**SET PROBLEM:**
Please give every line of the data below as a JSON list of strings, one string per line. Leave out blank lines and the pictures.

**GIVEN INFORMATION:**
+---+
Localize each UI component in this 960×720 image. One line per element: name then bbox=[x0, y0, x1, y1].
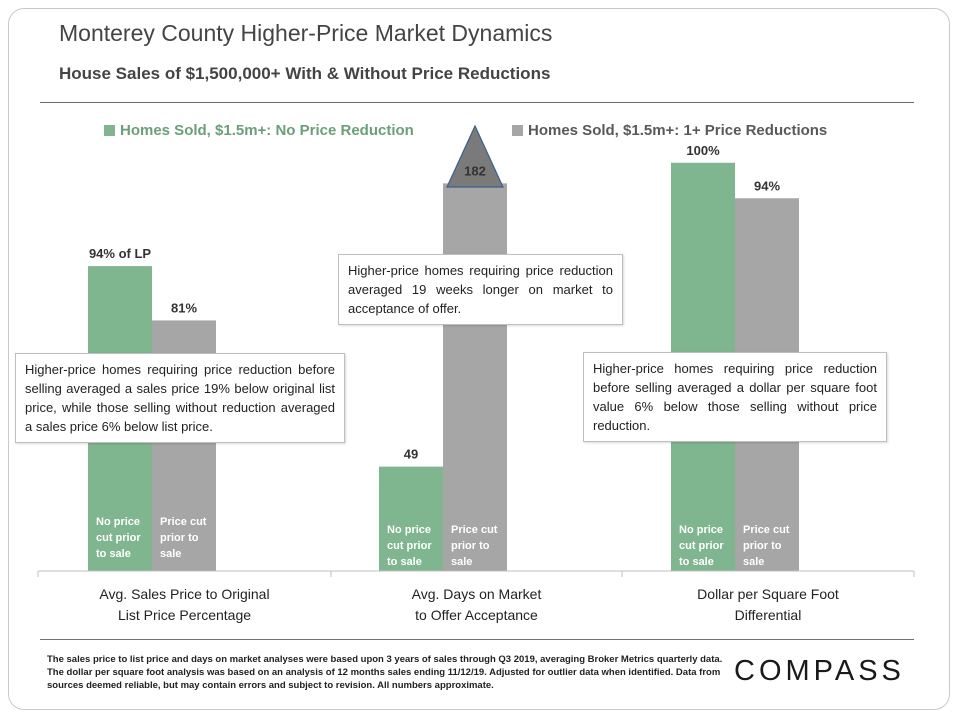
callout-sales-price: Higher-price homes requiring price reduc… bbox=[15, 353, 345, 443]
page-title: Monterey County Higher-Price Market Dyna… bbox=[59, 20, 553, 46]
legend-swatch-green bbox=[104, 125, 115, 136]
footer-divider bbox=[40, 639, 914, 640]
x-axis-ticks bbox=[37, 571, 915, 577]
page-subtitle: House Sales of $1,500,000+ With & Withou… bbox=[59, 64, 551, 83]
bar-text-with_reduction-0: Price cut prior to sale bbox=[160, 516, 207, 560]
bar-text-no_reduction-0: No price cut prior to sale bbox=[96, 516, 141, 560]
data-label-with_reduction-2: 94% bbox=[754, 178, 780, 193]
footnote: The sales price to list price and days o… bbox=[47, 654, 723, 691]
data-label-with_reduction-0: 81% bbox=[171, 300, 197, 315]
legend-label: Homes Sold, $1.5m+: No Price Reduction bbox=[120, 122, 414, 139]
category-label-0: Avg. Sales Price to Original List Price P… bbox=[99, 586, 269, 623]
up-arrow-icon bbox=[446, 124, 504, 188]
legend-no-reduction: Homes Sold, $1.5m+: No Price Reduction bbox=[104, 122, 414, 139]
data-label-no_reduction-1: 49 bbox=[404, 447, 418, 462]
chart-labels: 94% of LP No price cut prior to sale 81% Pric… bbox=[89, 143, 839, 623]
bar-text-no_reduction-1: No price cut prior to sale bbox=[387, 524, 432, 568]
bar-no_reduction-1 bbox=[379, 466, 443, 571]
data-label-no_reduction-0: 94% of LP bbox=[89, 246, 151, 261]
category-label-2: Dollar per Square Foot Differential bbox=[697, 586, 839, 623]
compass-logo: COMPASS bbox=[734, 655, 905, 687]
bar-text-no_reduction-2: No price cut prior to sale bbox=[679, 524, 724, 568]
legend-with-reduction: Homes Sold, $1.5m+: 1+ Price Reductions bbox=[512, 122, 827, 139]
data-label-no_reduction-2: 100% bbox=[686, 143, 720, 158]
category-label-1: Avg. Days on Market to Offer Acceptance bbox=[412, 586, 542, 623]
callout-price-per-sqft: Higher-price homes requiring price reduc… bbox=[583, 352, 887, 442]
bar-text-with_reduction-1: Price cut prior to sale bbox=[451, 524, 498, 568]
bar-with_reduction-1 bbox=[443, 183, 507, 571]
bar-text-with_reduction-2: Price cut prior to sale bbox=[743, 524, 790, 568]
legend-swatch-gray bbox=[512, 125, 523, 136]
header-divider bbox=[40, 102, 914, 103]
data-label-with_reduction-1: 182 bbox=[464, 163, 486, 178]
callout-days-on-market: Higher-price homes requiring price reduc… bbox=[338, 254, 623, 325]
slide-frame bbox=[8, 8, 950, 710]
legend-label: Homes Sold, $1.5m+: 1+ Price Reductions bbox=[528, 122, 828, 139]
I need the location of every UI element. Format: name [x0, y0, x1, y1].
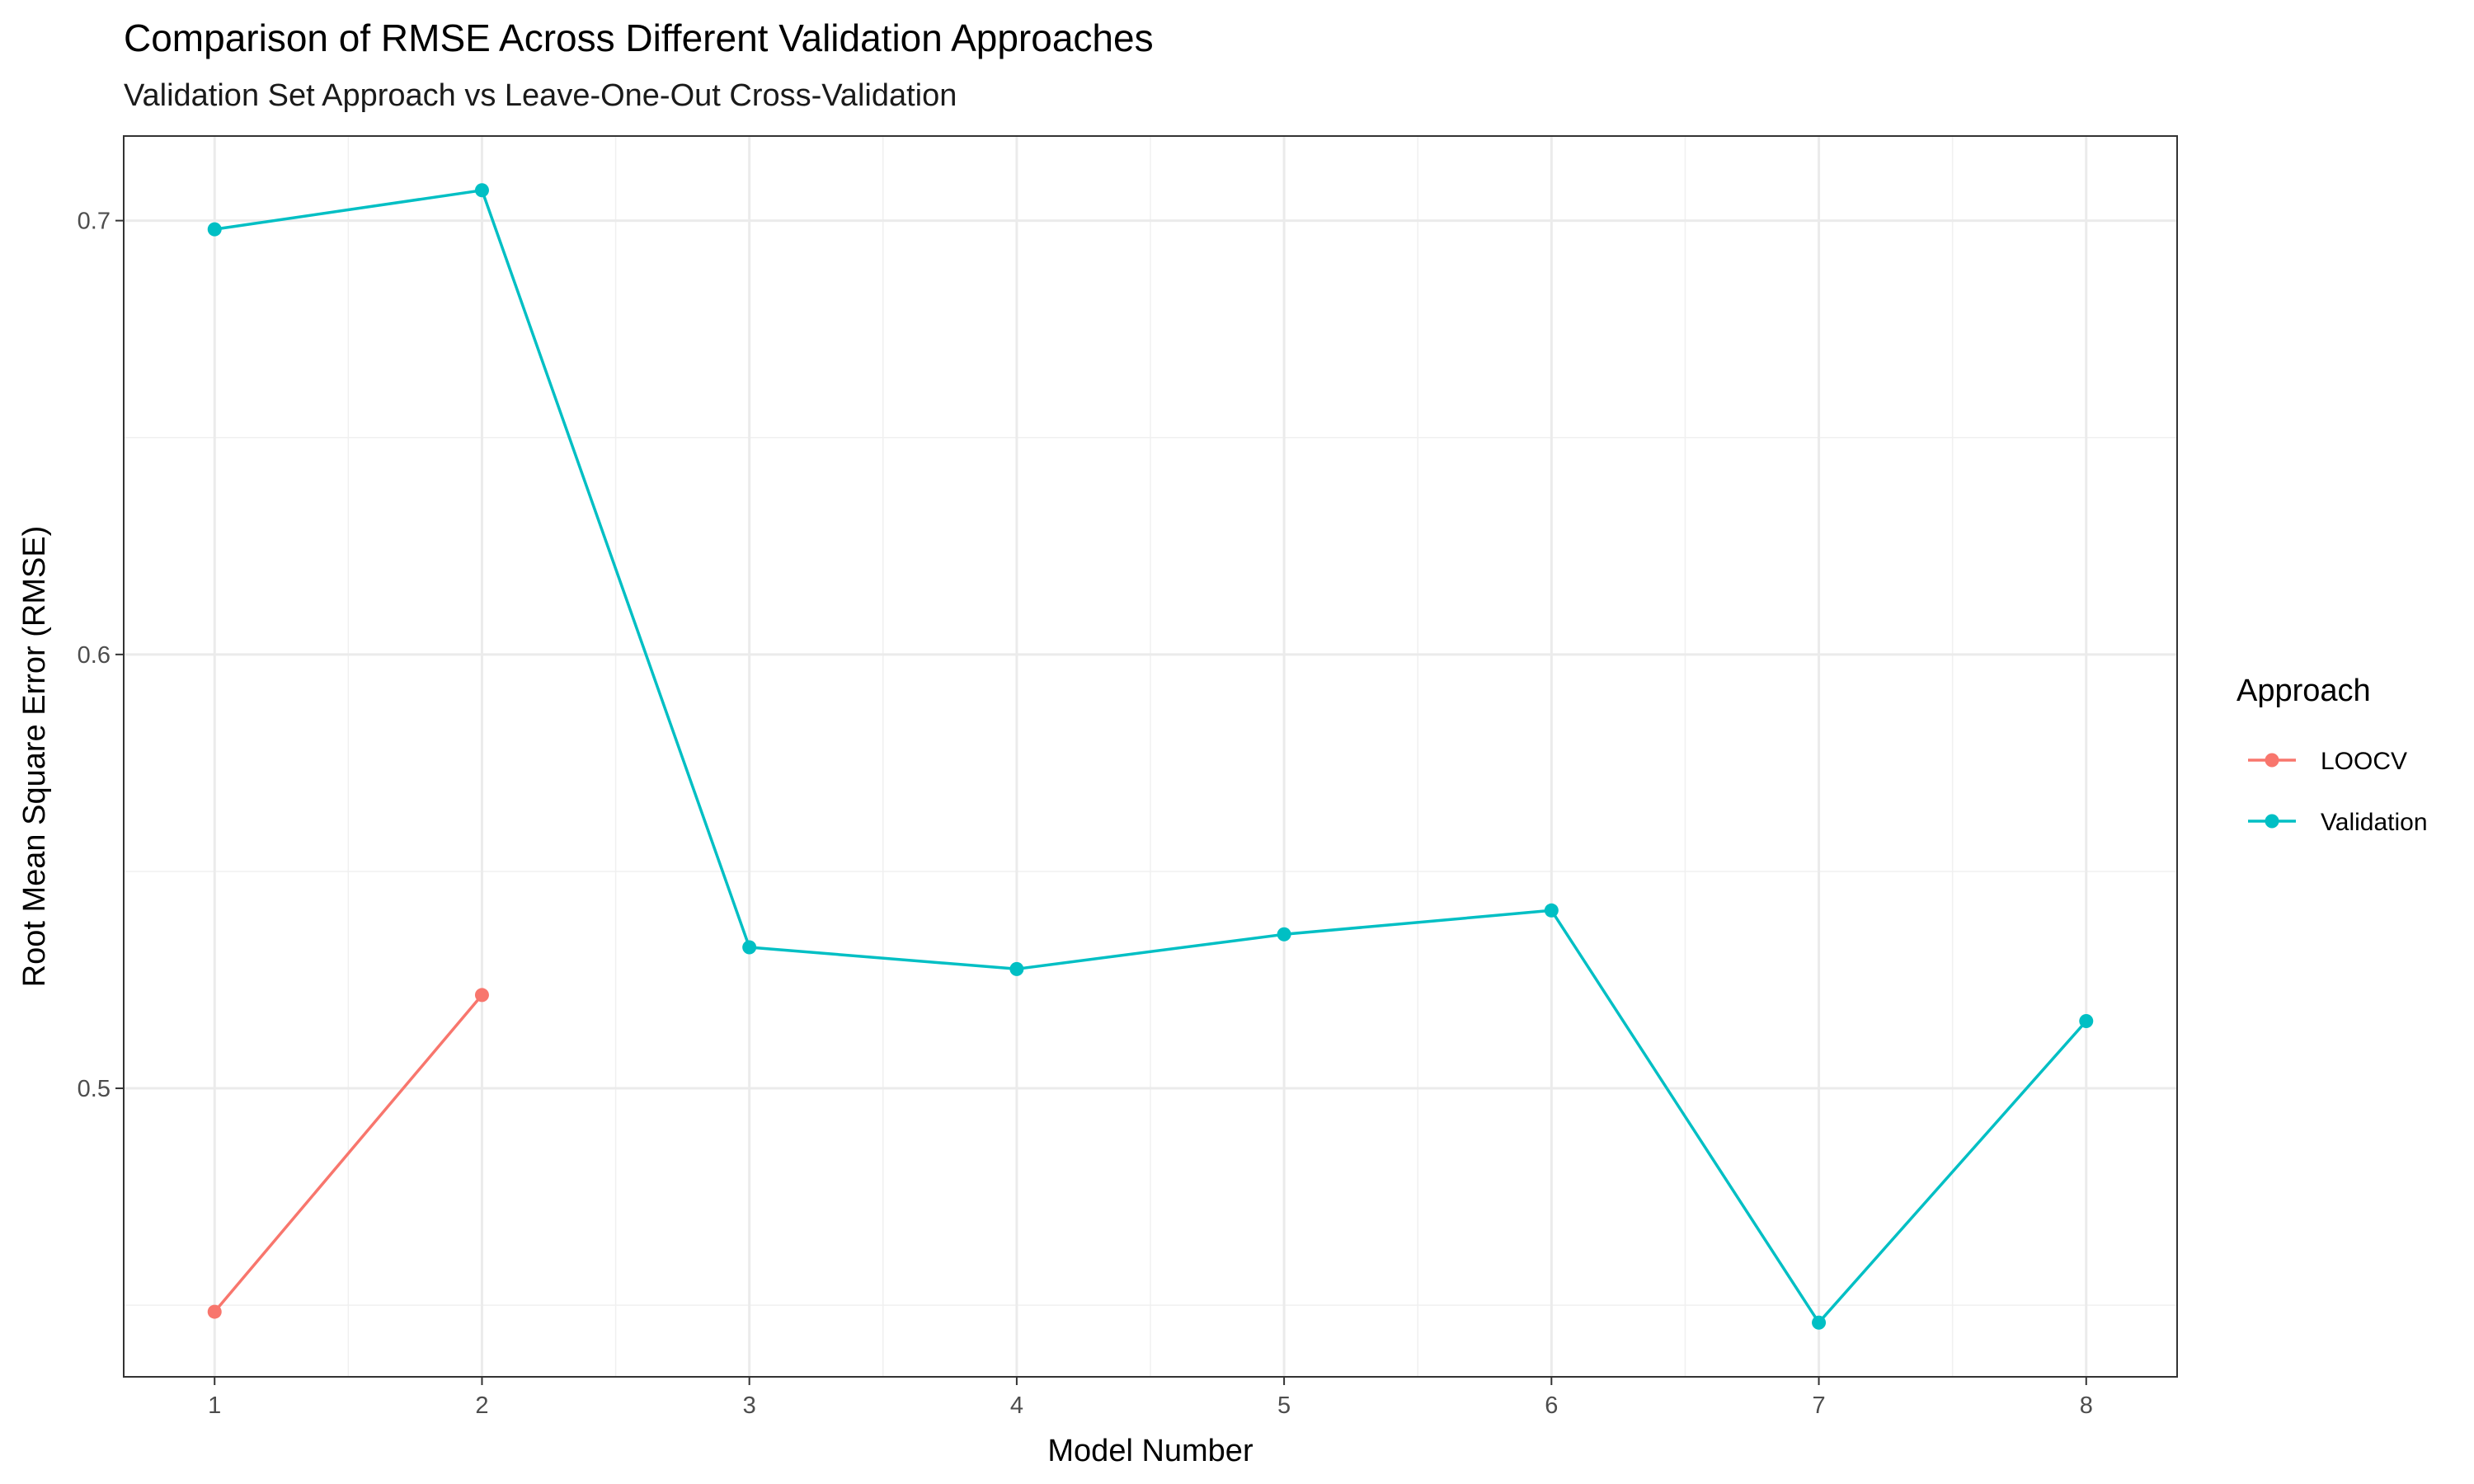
data-point-validation [207, 222, 222, 237]
series-line-validation [214, 189, 2088, 1324]
x-axis-title: Model Number [1047, 1434, 1253, 1468]
legend: Approach LOOCV Validation [2236, 674, 2428, 836]
x-tick-label: 6 [1545, 1392, 1558, 1419]
x-tick-label: 2 [475, 1392, 488, 1419]
minor-gridlines [124, 136, 2177, 1377]
axis-ticks: 1 2 3 4 5 6 7 8 0.5 0.6 0.7 [78, 209, 2093, 1419]
legend-key-point-loocv [2265, 753, 2279, 768]
major-gridlines [124, 136, 2177, 1377]
legend-label-validation: Validation [2321, 809, 2428, 836]
legend-label-loocv: LOOCV [2321, 748, 2407, 775]
chart-title: Comparison of RMSE Across Different Vali… [124, 16, 1154, 59]
data-point-validation [742, 940, 757, 955]
data-point-validation [1277, 927, 1291, 942]
x-tick-label: 3 [743, 1392, 756, 1419]
data-point-validation [1544, 903, 1559, 918]
legend-key-point-validation [2265, 814, 2279, 829]
data-point-validation [474, 183, 489, 198]
data-point-validation [1812, 1315, 1827, 1330]
series-layer [207, 183, 2094, 1330]
legend-items: LOOCV Validation [2248, 748, 2428, 836]
chart-subtitle: Validation Set Approach vs Leave-One-Out… [124, 78, 957, 113]
y-tick-label: 0.6 [78, 642, 111, 669]
x-tick-label: 5 [1277, 1392, 1291, 1419]
x-tick-label: 7 [1812, 1392, 1825, 1419]
series-line-loocv [213, 993, 483, 1313]
data-point-loocv [207, 1304, 222, 1319]
data-point-loocv [474, 988, 489, 1003]
y-axis-title: Root Mean Square Error (RMSE) [17, 526, 52, 988]
x-tick-label: 1 [208, 1392, 221, 1419]
data-point-validation [2079, 1013, 2094, 1028]
legend-title: Approach [2236, 674, 2371, 708]
data-point-validation [1009, 961, 1024, 976]
y-tick-label: 0.5 [78, 1076, 111, 1102]
y-tick-label: 0.7 [78, 209, 111, 235]
x-tick-label: 8 [2080, 1392, 2093, 1419]
plot-panel-border [123, 135, 2178, 1378]
x-tick-label: 4 [1010, 1392, 1023, 1419]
+---+
**TASK SOLUTION:**
[
  "Localize each UI component in this 960×720 image. One line per element: name then bbox=[x0, y0, x1, y1].",
  "callout-sales-price: Higher-price homes requiring price reduc… bbox=[15, 353, 345, 443]",
  "page-title: Monterey County Higher-Price Market Dyna… bbox=[59, 20, 553, 46]",
  "legend-swatch-green bbox=[104, 125, 115, 136]",
  "footer-divider bbox=[40, 639, 914, 640]",
  "x-axis-ticks bbox=[37, 571, 915, 577]",
  "page-subtitle: House Sales of $1,500,000+ With & Withou… bbox=[59, 64, 551, 83]",
  "bar-text-with_reduction-0: Price cut prior to sale bbox=[160, 516, 207, 560]",
  "bar-text-no_reduction-0: No price cut prior to sale bbox=[96, 516, 141, 560]",
  "data-label-with_reduction-2: 94% bbox=[754, 178, 780, 193]",
  "footnote: The sales price to list price and days o… bbox=[47, 654, 723, 691]",
  "data-label-with_reduction-0: 81% bbox=[171, 300, 197, 315]",
  "legend-label: Homes Sold, $1.5m+: No Price Reduction bbox=[120, 122, 414, 139]",
  "category-label-0: Avg. Sales Price to Original List Price P… bbox=[99, 586, 269, 623]",
  "up-arrow-icon bbox=[446, 124, 504, 188]",
  "legend-no-reduction: Homes Sold, $1.5m+: No Price Reduction bbox=[104, 122, 414, 139]",
  "data-label-no_reduction-1: 49 bbox=[404, 447, 418, 462]",
  "chart-labels: 94% of LP No price cut prior to sale 81% Pric… bbox=[89, 143, 839, 623]",
  "bar-text-no_reduction-1: No price cut prior to sale bbox=[387, 524, 432, 568]",
  "bar-no_reduction-1 bbox=[379, 466, 443, 571]",
  "data-label-no_reduction-0: 94% of LP bbox=[89, 246, 151, 261]",
  "category-label-2: Dollar per Square Foot Differential bbox=[697, 586, 839, 623]",
  "compass-logo: COMPASS bbox=[734, 655, 905, 687]",
  "bar-text-no_reduction-2: No price cut prior to sale bbox=[679, 524, 724, 568]",
  "legend-with-reduction: Homes Sold, $1.5m+: 1+ Price Reductions bbox=[512, 122, 827, 139]",
  "data-label-no_reduction-2: 100% bbox=[686, 143, 720, 158]",
  "category-label-1: Avg. Days on Market to Offer Acceptance bbox=[412, 586, 542, 623]",
  "callout-price-per-sqft: Higher-price homes requiring price reduc… bbox=[583, 352, 887, 442]",
  "bar-text-with_reduction-1: Price cut prior to sale bbox=[451, 524, 498, 568]",
  "bar-with_reduction-1 bbox=[443, 183, 507, 571]",
  "bar-text-with_reduction-2: Price cut prior to sale bbox=[743, 524, 790, 568]",
  "legend-swatch-gray bbox=[512, 125, 523, 136]",
  "header-divider bbox=[40, 102, 914, 103]",
  "data-label-with_reduction-1: 182 bbox=[464, 163, 486, 178]",
  "callout-days-on-market: Higher-price homes requiring price reduc… bbox=[338, 254, 623, 325]",
  "slide-frame bbox=[8, 8, 950, 710]",
  "legend-label: Homes Sold, $1.5m+: 1+ Price Reductions bbox=[528, 122, 828, 139]",
  "I need the location of every UI element. Format: name [x0, y0, x1, y1].",
  "data-point-validation [207, 222, 222, 237]",
  "series-line-validation [214, 189, 2088, 1324]",
  "x-axis-title: Model Number [1047, 1434, 1253, 1468]",
  "legend: Approach LOOCV Validation [2236, 674, 2428, 836]",
  "x-tick-label: 6 [1545, 1392, 1558, 1419]",
  "x-tick-label: 2 [475, 1392, 488, 1419]",
  "minor-gridlines [124, 136, 2177, 1377]",
  "axis-ticks: 1 2 3 4 5 6 7 8 0.5 0.6 0.7 [78, 209, 2093, 1419]",
  "legend-key-point-loocv [2265, 753, 2279, 768]",
  "major-gridlines [124, 136, 2177, 1377]",
  "legend-label-validation: Validation [2321, 809, 2428, 836]",
  "legend-label-loocv: LOOCV [2321, 748, 2407, 775]",
  "chart-title: Comparison of RMSE Across Different Vali… [124, 16, 1154, 59]",
  "data-point-validation [742, 940, 757, 955]",
  "data-point-validation [1277, 927, 1291, 942]",
  "x-tick-label: 3 [743, 1392, 756, 1419]",
  "data-point-validation [1544, 903, 1559, 918]",
  "legend-key-point-validation [2265, 814, 2279, 829]",
  "data-point-validation [474, 183, 489, 198]",
  "data-point-validation [1812, 1315, 1827, 1330]",
  "series-layer [207, 183, 2094, 1330]",
  "legend-items: LOOCV Validation [2248, 748, 2428, 836]",
  "chart-subtitle: Validation Set Approach vs Leave-One-Out… [124, 78, 957, 113]",
  "y-tick-label: 0.6 [78, 642, 111, 669]",
  "x-tick-label: 5 [1277, 1392, 1291, 1419]",
  "x-tick-label: 7 [1812, 1392, 1825, 1419]",
  "series-line-loocv [213, 993, 483, 1313]",
  "data-point-loocv [207, 1304, 222, 1319]",
  "data-point-loocv [474, 988, 489, 1003]",
  "y-axis-title: Root Mean Square Error (RMSE) [17, 526, 52, 988]",
  "x-tick-label: 1 [208, 1392, 221, 1419]",
  "data-point-validation [2079, 1013, 2094, 1028]",
  "legend-title: Approach [2236, 674, 2371, 708]",
  "data-point-validation [1009, 961, 1024, 976]",
  "y-tick-label: 0.5 [78, 1076, 111, 1102]",
  "y-tick-label: 0.7 [78, 209, 111, 235]",
  "x-tick-label: 8 [2080, 1392, 2093, 1419]",
  "plot-panel-border [123, 135, 2178, 1378]",
  "x-tick-label: 4 [1010, 1392, 1023, 1419]"
]